Required work: Identify the lines that contain the string "verscheyden" and copy all of them.

Records supplied:
+-------+
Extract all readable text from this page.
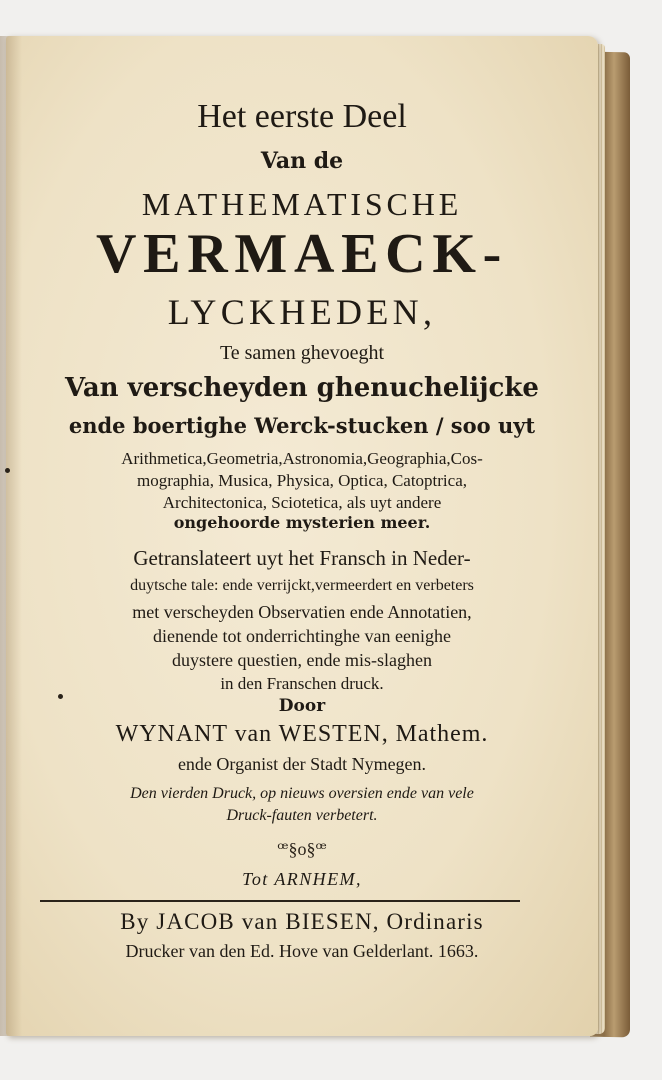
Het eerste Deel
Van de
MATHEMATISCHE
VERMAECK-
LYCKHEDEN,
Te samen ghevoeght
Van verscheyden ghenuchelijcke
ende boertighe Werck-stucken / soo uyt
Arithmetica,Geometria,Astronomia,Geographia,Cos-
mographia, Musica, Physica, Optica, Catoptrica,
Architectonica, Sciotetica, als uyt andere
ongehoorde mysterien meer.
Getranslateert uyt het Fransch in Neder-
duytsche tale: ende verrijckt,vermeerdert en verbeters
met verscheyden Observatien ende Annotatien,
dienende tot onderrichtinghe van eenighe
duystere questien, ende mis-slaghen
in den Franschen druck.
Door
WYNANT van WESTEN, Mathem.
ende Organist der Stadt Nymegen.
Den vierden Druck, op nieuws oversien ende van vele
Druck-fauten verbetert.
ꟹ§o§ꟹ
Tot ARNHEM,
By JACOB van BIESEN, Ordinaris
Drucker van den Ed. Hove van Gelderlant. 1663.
+-------+
The answer:
Van verscheyden ghenuchelijcke
met verscheyden Observatien ende Annotatien,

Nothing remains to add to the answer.